■ INSTRUCTIONS TO FOLLOW: Work through the data below and copy out every line where "ymax" is found.

Figure dataset records:

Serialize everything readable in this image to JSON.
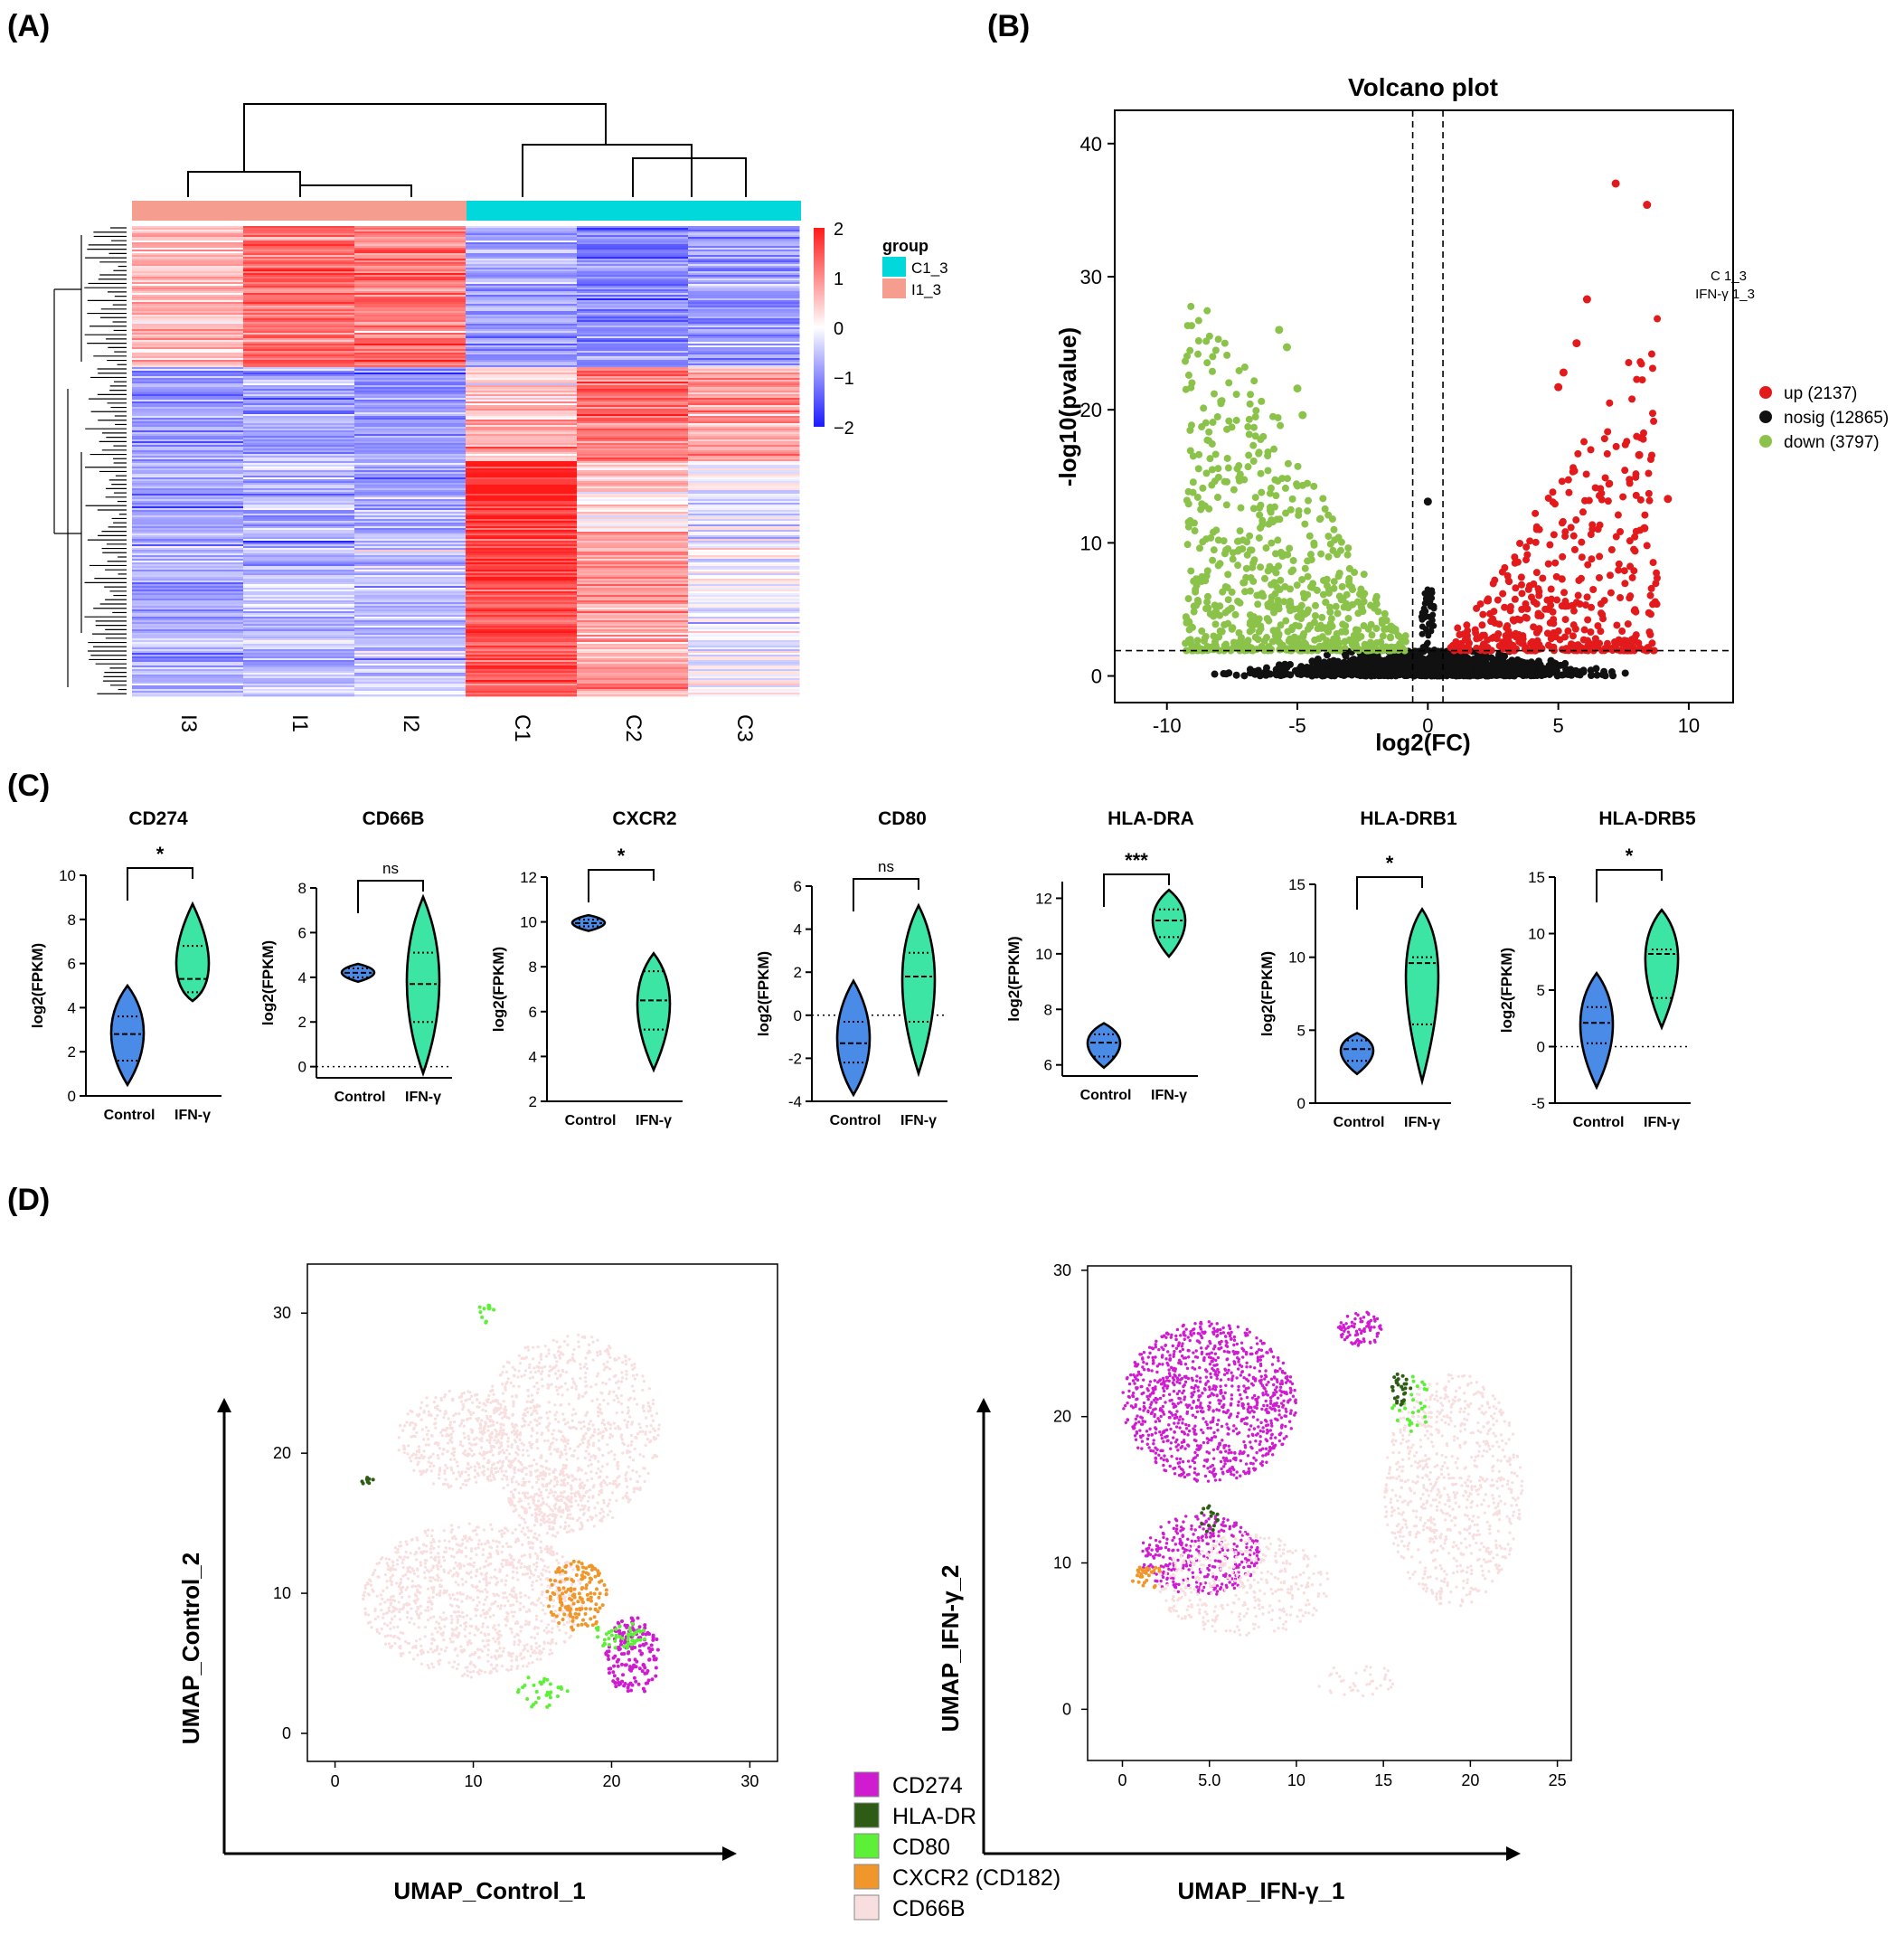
{
  "panels": {
    "a": "(A)",
    "b": "(B)",
    "c": "(C)",
    "d": "(D)"
  },
  "chart_data": [
    {
      "type": "heatmap",
      "panel": "(A)",
      "columns": [
        "I3",
        "I1",
        "I2",
        "C1",
        "C2",
        "C3"
      ],
      "column_groups": [
        "I1_3",
        "I1_3",
        "I1_3",
        "C1_3",
        "C1_3",
        "C1_3"
      ],
      "colorbar": {
        "ticks": [
          "2",
          "1",
          "0",
          "−1",
          "−2"
        ],
        "range": [
          -2,
          2
        ],
        "colors": {
          "high": "#ff1a1a",
          "mid": "#ffffff",
          "low": "#1a1aff"
        }
      },
      "legend": {
        "title": "group",
        "items": [
          {
            "label": "C1_3",
            "color": "#00d8dc"
          },
          {
            "label": "I1_3",
            "color": "#f59d8e"
          }
        ]
      },
      "blocks": [
        {
          "rows": 0.3,
          "values": [
            0.6,
            1.3,
            1.2,
            -0.8,
            -1.1,
            -0.9
          ]
        },
        {
          "rows": 0.2,
          "values": [
            -0.9,
            -0.8,
            -0.9,
            0.6,
            1.3,
            0.8
          ]
        },
        {
          "rows": 0.15,
          "values": [
            -0.8,
            -0.6,
            -0.7,
            1.8,
            0.4,
            -0.2
          ]
        },
        {
          "rows": 0.35,
          "values": [
            -0.7,
            -0.5,
            -0.6,
            1.5,
            0.8,
            -0.1
          ]
        }
      ]
    },
    {
      "type": "scatter",
      "panel": "(B)",
      "title": "Volcano plot",
      "xlabel": "log2(FC)",
      "ylabel": "-log10(pvalue)",
      "xlim": [
        -12,
        11.7
      ],
      "ylim": [
        -2,
        42.5
      ],
      "xticks": [
        "-10",
        "-5",
        "0",
        "5",
        "10"
      ],
      "yticks": [
        "0",
        "10",
        "20",
        "30",
        "40"
      ],
      "thresholds": {
        "x": [
          -0.58,
          0.58
        ],
        "y": 1.9
      },
      "side_label": [
        "C 1_3",
        "IFN-γ 1_3"
      ],
      "legend": [
        {
          "label": "up (2137)",
          "color": "#e31a1c"
        },
        {
          "label": "nosig (12865)",
          "color": "#111111"
        },
        {
          "label": "down (3797)",
          "color": "#8bc34a"
        }
      ],
      "series": [
        {
          "name": "up",
          "count": 2137,
          "color": "#e31a1c"
        },
        {
          "name": "nosig",
          "count": 12865,
          "color": "#111111"
        },
        {
          "name": "down",
          "count": 3797,
          "color": "#8bc34a"
        }
      ],
      "highlight_points": [
        {
          "x": 7.2,
          "y": 37.0
        },
        {
          "x": 8.4,
          "y": 35.4
        },
        {
          "x": 6.1,
          "y": 28.3
        },
        {
          "x": 5.7,
          "y": 25.0
        },
        {
          "x": 5.2,
          "y": 22.8
        },
        {
          "x": 5.0,
          "y": 21.7
        },
        {
          "x": 8.1,
          "y": 16.6
        },
        {
          "x": 9.2,
          "y": 13.3
        },
        {
          "x": 8.3,
          "y": 11.1
        },
        {
          "x": -5.7,
          "y": 26.0
        },
        {
          "x": -5.4,
          "y": 24.7
        },
        {
          "x": -5.0,
          "y": 21.6
        },
        {
          "x": -4.8,
          "y": 19.6
        },
        {
          "x": 0.0,
          "y": 13.1
        }
      ]
    },
    {
      "type": "violin",
      "panel": "(C)",
      "ylabel": "log2(FPKM)",
      "groups": [
        "Control",
        "IFN-γ"
      ],
      "colors": [
        "#4a8be8",
        "#3de5a5"
      ],
      "genes": [
        {
          "name": "CD274",
          "sig": "*",
          "yticks": [
            "0",
            "2",
            "4",
            "6",
            "8",
            "10"
          ],
          "ymin": 0,
          "ymax": 10,
          "control": {
            "min": 0.5,
            "max": 5.0,
            "q1": 1.6,
            "median": 2.8,
            "q3": 3.6
          },
          "ifng": {
            "min": 4.3,
            "max": 8.7,
            "q1": 4.7,
            "median": 5.3,
            "q3": 6.8
          },
          "zero_line": false
        },
        {
          "name": "CD66B",
          "sig": "ns",
          "yticks": [
            "0",
            "2",
            "4",
            "6",
            "8"
          ],
          "ymin": -0.5,
          "ymax": 8,
          "control": {
            "min": 3.8,
            "max": 4.6,
            "q1": 4.0,
            "median": 4.2,
            "q3": 4.4
          },
          "ifng": {
            "min": -0.3,
            "max": 7.6,
            "q1": 2.0,
            "median": 3.7,
            "q3": 5.1
          },
          "zero_line": true
        },
        {
          "name": "CXCR2",
          "sig": "*",
          "yticks": [
            "2",
            "4",
            "6",
            "8",
            "10",
            "12"
          ],
          "ymin": 2,
          "ymax": 12,
          "control": {
            "min": 9.6,
            "max": 10.3,
            "q1": 9.8,
            "median": 9.95,
            "q3": 10.1
          },
          "ifng": {
            "min": 3.4,
            "max": 8.6,
            "q1": 5.2,
            "median": 6.5,
            "q3": 7.8
          },
          "zero_line": false
        },
        {
          "name": "CD80",
          "sig": "ns",
          "yticks": [
            "-4",
            "-2",
            "0",
            "2",
            "4",
            "6"
          ],
          "ymin": -4,
          "ymax": 6,
          "control": {
            "min": -3.7,
            "max": 1.6,
            "q1": -2.2,
            "median": -1.3,
            "q3": -0.3
          },
          "ifng": {
            "min": -2.7,
            "max": 5.1,
            "q1": -0.3,
            "median": 1.8,
            "q3": 2.9
          },
          "zero_line": true
        },
        {
          "name": "HLA-DRA",
          "sig": "***",
          "yticks": [
            "6",
            "8",
            "10",
            "12"
          ],
          "ymin": 5.6,
          "ymax": 12.6,
          "control": {
            "min": 5.9,
            "max": 7.5,
            "q1": 6.3,
            "median": 6.8,
            "q3": 7.1
          },
          "ifng": {
            "min": 9.9,
            "max": 12.3,
            "q1": 10.6,
            "median": 11.2,
            "q3": 11.6
          },
          "zero_line": false
        },
        {
          "name": "HLA-DRB1",
          "sig": "*",
          "yticks": [
            "0",
            "5",
            "10",
            "15"
          ],
          "ymin": 0,
          "ymax": 15,
          "control": {
            "min": 2.0,
            "max": 4.8,
            "q1": 2.9,
            "median": 3.7,
            "q3": 4.3
          },
          "ifng": {
            "min": 1.5,
            "max": 13.3,
            "q1": 5.4,
            "median": 9.6,
            "q3": 10.0
          },
          "zero_line": false
        },
        {
          "name": "HLA-DRB5",
          "sig": "*",
          "yticks": [
            "-5",
            "0",
            "5",
            "10",
            "15"
          ],
          "ymin": -5,
          "ymax": 15,
          "control": {
            "min": -3.6,
            "max": 6.5,
            "q1": 0.3,
            "median": 2.1,
            "q3": 3.5
          },
          "ifng": {
            "min": 1.7,
            "max": 12.1,
            "q1": 4.3,
            "median": 8.2,
            "q3": 8.6
          },
          "zero_line": true
        }
      ]
    },
    {
      "type": "scatter",
      "panel": "(D)",
      "subtype": "umap",
      "plots": [
        {
          "name": "control",
          "xlabel": "UMAP_Control_1",
          "ylabel": "UMAP_Control_2",
          "xlim": [
            -2,
            32
          ],
          "ylim": [
            -2,
            33.5
          ],
          "xticks": [
            "0",
            "10",
            "20",
            "30"
          ],
          "yticks": [
            "0",
            "10",
            "20",
            "30"
          ]
        },
        {
          "name": "ifng",
          "xlabel": "UMAP_IFN-γ_1",
          "ylabel": "UMAP_IFN-γ_2",
          "xlim": [
            -2,
            25.8
          ],
          "ylim": [
            -3.5,
            30.3
          ],
          "xticks": [
            "0",
            "5.0",
            "10",
            "15",
            "20",
            "25"
          ],
          "yticks": [
            "0",
            "10",
            "20",
            "30"
          ]
        }
      ],
      "legend": [
        {
          "label": "CD274",
          "color": "#d01cd0"
        },
        {
          "label": "HLA-DR",
          "color": "#2e5c14"
        },
        {
          "label": "CD80",
          "color": "#5cf037"
        },
        {
          "label": "CXCR2 (CD182)",
          "color": "#f0962a"
        },
        {
          "label": "CD66B",
          "color": "#f8dede"
        }
      ]
    }
  ]
}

■ REPLY TO THE EXERCISE:
          "ymax": 10,
          "ymax": 8,
          "ymax": 12,
          "ymax": 6,
          "ymax": 12.6,
          "ymax": 15,
          "ymax": 15,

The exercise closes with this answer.